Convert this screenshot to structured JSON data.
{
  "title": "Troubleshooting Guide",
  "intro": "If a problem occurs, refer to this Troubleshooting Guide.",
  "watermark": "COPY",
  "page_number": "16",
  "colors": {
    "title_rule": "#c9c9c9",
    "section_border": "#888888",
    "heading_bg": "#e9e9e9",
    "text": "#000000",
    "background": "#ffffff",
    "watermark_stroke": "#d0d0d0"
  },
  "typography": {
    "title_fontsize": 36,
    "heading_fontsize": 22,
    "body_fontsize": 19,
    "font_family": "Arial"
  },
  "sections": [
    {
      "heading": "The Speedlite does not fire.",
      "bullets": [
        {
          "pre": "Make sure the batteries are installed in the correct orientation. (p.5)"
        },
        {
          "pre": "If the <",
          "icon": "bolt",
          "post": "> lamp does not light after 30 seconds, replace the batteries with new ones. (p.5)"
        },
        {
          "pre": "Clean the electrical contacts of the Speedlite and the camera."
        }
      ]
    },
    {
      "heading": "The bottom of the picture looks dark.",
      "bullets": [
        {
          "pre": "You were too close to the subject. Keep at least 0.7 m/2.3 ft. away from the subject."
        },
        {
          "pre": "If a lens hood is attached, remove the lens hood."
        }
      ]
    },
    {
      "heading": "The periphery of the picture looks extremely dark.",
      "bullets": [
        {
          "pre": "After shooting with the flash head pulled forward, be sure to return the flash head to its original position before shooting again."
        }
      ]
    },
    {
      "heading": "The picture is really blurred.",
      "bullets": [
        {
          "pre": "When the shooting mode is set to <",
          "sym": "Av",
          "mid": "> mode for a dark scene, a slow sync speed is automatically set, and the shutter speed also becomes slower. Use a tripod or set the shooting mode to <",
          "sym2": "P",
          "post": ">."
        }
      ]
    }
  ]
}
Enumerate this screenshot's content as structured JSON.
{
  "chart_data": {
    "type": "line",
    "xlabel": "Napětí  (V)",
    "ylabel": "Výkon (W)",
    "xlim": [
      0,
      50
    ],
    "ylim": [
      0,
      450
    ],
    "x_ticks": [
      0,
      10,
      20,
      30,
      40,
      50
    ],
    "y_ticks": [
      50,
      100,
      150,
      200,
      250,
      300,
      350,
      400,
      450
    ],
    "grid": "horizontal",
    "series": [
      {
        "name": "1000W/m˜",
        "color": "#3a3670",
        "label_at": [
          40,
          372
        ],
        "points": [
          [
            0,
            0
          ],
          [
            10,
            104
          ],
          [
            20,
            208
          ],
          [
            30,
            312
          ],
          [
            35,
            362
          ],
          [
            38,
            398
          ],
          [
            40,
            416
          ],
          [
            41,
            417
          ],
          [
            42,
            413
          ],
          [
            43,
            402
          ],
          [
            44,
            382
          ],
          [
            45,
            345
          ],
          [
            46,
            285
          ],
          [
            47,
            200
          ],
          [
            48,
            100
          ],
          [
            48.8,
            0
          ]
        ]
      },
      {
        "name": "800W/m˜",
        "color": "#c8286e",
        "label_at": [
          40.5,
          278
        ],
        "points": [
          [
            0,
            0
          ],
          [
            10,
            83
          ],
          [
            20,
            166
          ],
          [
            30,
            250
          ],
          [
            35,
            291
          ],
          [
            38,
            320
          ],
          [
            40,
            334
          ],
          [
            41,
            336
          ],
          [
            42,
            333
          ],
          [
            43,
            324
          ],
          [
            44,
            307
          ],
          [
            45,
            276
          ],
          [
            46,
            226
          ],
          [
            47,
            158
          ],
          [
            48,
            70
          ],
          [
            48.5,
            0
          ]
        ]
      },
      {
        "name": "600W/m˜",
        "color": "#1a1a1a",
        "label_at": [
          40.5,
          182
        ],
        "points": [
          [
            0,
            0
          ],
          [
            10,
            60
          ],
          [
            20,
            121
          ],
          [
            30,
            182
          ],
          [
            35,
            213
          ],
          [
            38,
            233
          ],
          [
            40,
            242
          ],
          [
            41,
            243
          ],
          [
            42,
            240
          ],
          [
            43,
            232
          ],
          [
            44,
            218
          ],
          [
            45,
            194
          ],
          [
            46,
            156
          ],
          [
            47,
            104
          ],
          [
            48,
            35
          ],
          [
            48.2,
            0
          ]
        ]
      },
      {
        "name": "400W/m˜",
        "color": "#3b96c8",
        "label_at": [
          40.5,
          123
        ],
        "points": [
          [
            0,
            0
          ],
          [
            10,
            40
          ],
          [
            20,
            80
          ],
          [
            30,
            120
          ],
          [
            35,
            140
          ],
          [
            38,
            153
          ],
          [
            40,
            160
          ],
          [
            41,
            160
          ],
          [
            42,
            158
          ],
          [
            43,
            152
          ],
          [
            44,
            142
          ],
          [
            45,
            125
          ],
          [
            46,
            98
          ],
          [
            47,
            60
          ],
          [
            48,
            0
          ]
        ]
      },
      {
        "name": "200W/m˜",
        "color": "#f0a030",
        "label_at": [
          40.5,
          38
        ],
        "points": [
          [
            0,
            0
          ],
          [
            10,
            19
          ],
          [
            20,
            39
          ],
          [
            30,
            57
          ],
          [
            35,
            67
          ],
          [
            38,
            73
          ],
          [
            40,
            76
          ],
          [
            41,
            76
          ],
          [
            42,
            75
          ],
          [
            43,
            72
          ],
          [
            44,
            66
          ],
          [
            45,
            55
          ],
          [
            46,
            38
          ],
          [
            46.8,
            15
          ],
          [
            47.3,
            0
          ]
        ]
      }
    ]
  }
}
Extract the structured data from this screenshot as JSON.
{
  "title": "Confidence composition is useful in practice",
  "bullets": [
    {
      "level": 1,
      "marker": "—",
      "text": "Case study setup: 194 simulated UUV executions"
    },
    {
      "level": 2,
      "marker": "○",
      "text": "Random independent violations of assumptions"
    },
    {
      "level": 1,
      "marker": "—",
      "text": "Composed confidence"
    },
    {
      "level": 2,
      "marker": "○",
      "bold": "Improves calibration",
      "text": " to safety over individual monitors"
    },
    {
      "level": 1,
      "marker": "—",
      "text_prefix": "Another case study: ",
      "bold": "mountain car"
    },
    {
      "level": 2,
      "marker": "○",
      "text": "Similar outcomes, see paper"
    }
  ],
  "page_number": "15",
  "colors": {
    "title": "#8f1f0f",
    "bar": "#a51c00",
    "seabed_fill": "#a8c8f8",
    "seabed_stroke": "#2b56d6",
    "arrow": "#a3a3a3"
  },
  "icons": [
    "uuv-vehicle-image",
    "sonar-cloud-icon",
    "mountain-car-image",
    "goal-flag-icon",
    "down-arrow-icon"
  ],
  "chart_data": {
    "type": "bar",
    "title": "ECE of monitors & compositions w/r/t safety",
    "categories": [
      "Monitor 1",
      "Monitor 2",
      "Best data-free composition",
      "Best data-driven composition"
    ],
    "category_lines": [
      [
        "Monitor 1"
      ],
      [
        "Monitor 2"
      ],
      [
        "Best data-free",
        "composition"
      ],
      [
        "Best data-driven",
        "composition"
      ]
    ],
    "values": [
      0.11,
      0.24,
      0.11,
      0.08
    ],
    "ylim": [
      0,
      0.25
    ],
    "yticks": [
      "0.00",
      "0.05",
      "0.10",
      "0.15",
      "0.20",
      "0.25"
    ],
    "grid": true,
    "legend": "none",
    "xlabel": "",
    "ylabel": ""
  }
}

=====

Copy out the whole listing, exactly as written.

§ Written answer:
Convert this screenshot to structured JSON data.
{
  "title": "Troubleshooting Guide",
  "intro": "If a problem occurs, refer to this Troubleshooting Guide.",
  "watermark": "COPY",
  "page_number": "16",
  "colors": {
    "title_rule": "#c9c9c9",
    "section_border": "#888888",
    "heading_bg": "#e9e9e9",
    "text": "#000000",
    "background": "#ffffff",
    "watermark_stroke": "#d0d0d0"
  },
  "typography": {
    "title_fontsize": 36,
    "heading_fontsize": 22,
    "body_fontsize": 19,
    "font_family": "Arial"
  },
  "sections": [
    {
      "heading": "The Speedlite does not fire.",
      "bullets": [
        {
          "pre": "Make sure the batteries are installed in the correct orientation. (p.5)"
        },
        {
          "pre": "If the <",
          "icon": "bolt",
          "post": "> lamp does not light after 30 seconds, replace the batteries with new ones. (p.5)"
        },
        {
          "pre": "Clean the electrical contacts of the Speedlite and the camera."
        }
      ]
    },
    {
      "heading": "The bottom of the picture looks dark.",
      "bullets": [
        {
          "pre": "You were too close to the subject. Keep at least 0.7 m/2.3 ft. away from the subject."
        },
        {
          "pre": "If a lens hood is attached, remove the lens hood."
        }
      ]
    },
    {
      "heading": "The periphery of the picture looks extremely dark.",
      "bullets": [
        {
          "pre": "After shooting with the flash head pulled forward, be sure to return the flash head to its original position before shooting again."
        }
      ]
    },
    {
      "heading": "The picture is really blurred.",
      "bullets": [
        {
          "pre": "When the shooting mode is set to <",
          "sym": "Av",
          "mid": "> mode for a dark scene, a slow sync speed is automatically set, and the shutter speed also becomes slower. Use a tripod or set the shooting mode to <",
          "sym2": "P",
          "post": ">."
        }
      ]
    }
  ]
}
Enumerate this screenshot's content as structured JSON.
{
  "chart_data": {
    "type": "line",
    "xlabel": "Napětí  (V)",
    "ylabel": "Výkon (W)",
    "xlim": [
      0,
      50
    ],
    "ylim": [
      0,
      450
    ],
    "x_ticks": [
      0,
      10,
      20,
      30,
      40,
      50
    ],
    "y_ticks": [
      50,
      100,
      150,
      200,
      250,
      300,
      350,
      400,
      450
    ],
    "grid": "horizontal",
    "series": [
      {
        "name": "1000W/m˜",
        "color": "#3a3670",
        "label_at": [
          40,
          372
        ],
        "points": [
          [
            0,
            0
          ],
          [
            10,
            104
          ],
          [
            20,
            208
          ],
          [
            30,
            312
          ],
          [
            35,
            362
          ],
          [
            38,
            398
          ],
          [
            40,
            416
          ],
          [
            41,
            417
          ],
          [
            42,
            413
          ],
          [
            43,
            402
          ],
          [
            44,
            382
          ],
          [
            45,
            345
          ],
          [
            46,
            285
          ],
          [
            47,
            200
          ],
          [
            48,
            100
          ],
          [
            48.8,
            0
          ]
        ]
      },
      {
        "name": "800W/m˜",
        "color": "#c8286e",
        "label_at": [
          40.5,
          278
        ],
        "points": [
          [
            0,
            0
          ],
          [
            10,
            83
          ],
          [
            20,
            166
          ],
          [
            30,
            250
          ],
          [
            35,
            291
          ],
          [
            38,
            320
          ],
          [
            40,
            334
          ],
          [
            41,
            336
          ],
          [
            42,
            333
          ],
          [
            43,
            324
          ],
          [
            44,
            307
          ],
          [
            45,
            276
          ],
          [
            46,
            226
          ],
          [
            47,
            158
          ],
          [
            48,
            70
          ],
          [
            48.5,
            0
          ]
        ]
      },
      {
        "name": "600W/m˜",
        "color": "#1a1a1a",
        "label_at": [
          40.5,
          182
        ],
        "points": [
          [
            0,
            0
          ],
          [
            10,
            60
          ],
          [
            20,
            121
          ],
          [
            30,
            182
          ],
          [
            35,
            213
          ],
          [
            38,
            233
          ],
          [
            40,
            242
          ],
          [
            41,
            243
          ],
          [
            42,
            240
          ],
          [
            43,
            232
          ],
          [
            44,
            218
          ],
          [
            45,
            194
          ],
          [
            46,
            156
          ],
          [
            47,
            104
          ],
          [
            48,
            35
          ],
          [
            48.2,
            0
          ]
        ]
      },
      {
        "name": "400W/m˜",
        "color": "#3b96c8",
        "label_at": [
          40.5,
          123
        ],
        "points": [
          [
            0,
            0
          ],
          [
            10,
            40
          ],
          [
            20,
            80
          ],
          [
            30,
            120
          ],
          [
            35,
            140
          ],
          [
            38,
            153
          ],
          [
            40,
            160
          ],
          [
            41,
            160
          ],
          [
            42,
            158
          ],
          [
            43,
            152
          ],
          [
            44,
            142
          ],
          [
            45,
            125
          ],
          [
            46,
            98
          ],
          [
            47,
            60
          ],
          [
            48,
            0
          ]
        ]
      },
      {
        "name": "200W/m˜",
        "color": "#f0a030",
        "label_at": [
          40.5,
          38
        ],
        "points": [
          [
            0,
            0
          ],
          [
            10,
            19
          ],
          [
            20,
            39
          ],
          [
            30,
            57
          ],
          [
            35,
            67
          ],
          [
            38,
            73
          ],
          [
            40,
            76
          ],
          [
            41,
            76
          ],
          [
            42,
            75
          ],
          [
            43,
            72
          ],
          [
            44,
            66
          ],
          [
            45,
            55
          ],
          [
            46,
            38
          ],
          [
            46.8,
            15
          ],
          [
            47.3,
            0
          ]
        ]
      }
    ]
  }
}
Extract the structured data from this screenshot as JSON.
{
  "title": "Confidence composition is useful in practice",
  "bullets": [
    {
      "level": 1,
      "marker": "—",
      "text": "Case study setup: 194 simulated UUV executions"
    },
    {
      "level": 2,
      "marker": "○",
      "text": "Random independent violations of assumptions"
    },
    {
      "level": 1,
      "marker": "—",
      "text": "Composed confidence"
    },
    {
      "level": 2,
      "marker": "○",
      "bold": "Improves calibration",
      "text": " to safety over individual monitors"
    },
    {
      "level": 1,
      "marker": "—",
      "text_prefix": "Another case study: ",
      "bold": "mountain car"
    },
    {
      "level": 2,
      "marker": "○",
      "text": "Similar outcomes, see paper"
    }
  ],
  "page_number": "15",
  "colors": {
    "title": "#8f1f0f",
    "bar": "#a51c00",
    "seabed_fill": "#a8c8f8",
    "seabed_stroke": "#2b56d6",
    "arrow": "#a3a3a3"
  },
  "icons": [
    "uuv-vehicle-image",
    "sonar-cloud-icon",
    "mountain-car-image",
    "goal-flag-icon",
    "down-arrow-icon"
  ],
  "chart_data": {
    "type": "bar",
    "title": "ECE of monitors & compositions w/r/t safety",
    "categories": [
      "Monitor 1",
      "Monitor 2",
      "Best data-free composition",
      "Best data-driven composition"
    ],
    "category_lines": [
      [
        "Monitor 1"
      ],
      [
        "Monitor 2"
      ],
      [
        "Best data-free",
        "composition"
      ],
      [
        "Best data-driven",
        "composition"
      ]
    ],
    "values": [
      0.11,
      0.24,
      0.11,
      0.08
    ],
    "ylim": [
      0,
      0.25
    ],
    "yticks": [
      "0.00",
      "0.05",
      "0.10",
      "0.15",
      "0.20",
      "0.25"
    ],
    "grid": true,
    "legend": "none",
    "xlabel": "",
    "ylabel": ""
  }
}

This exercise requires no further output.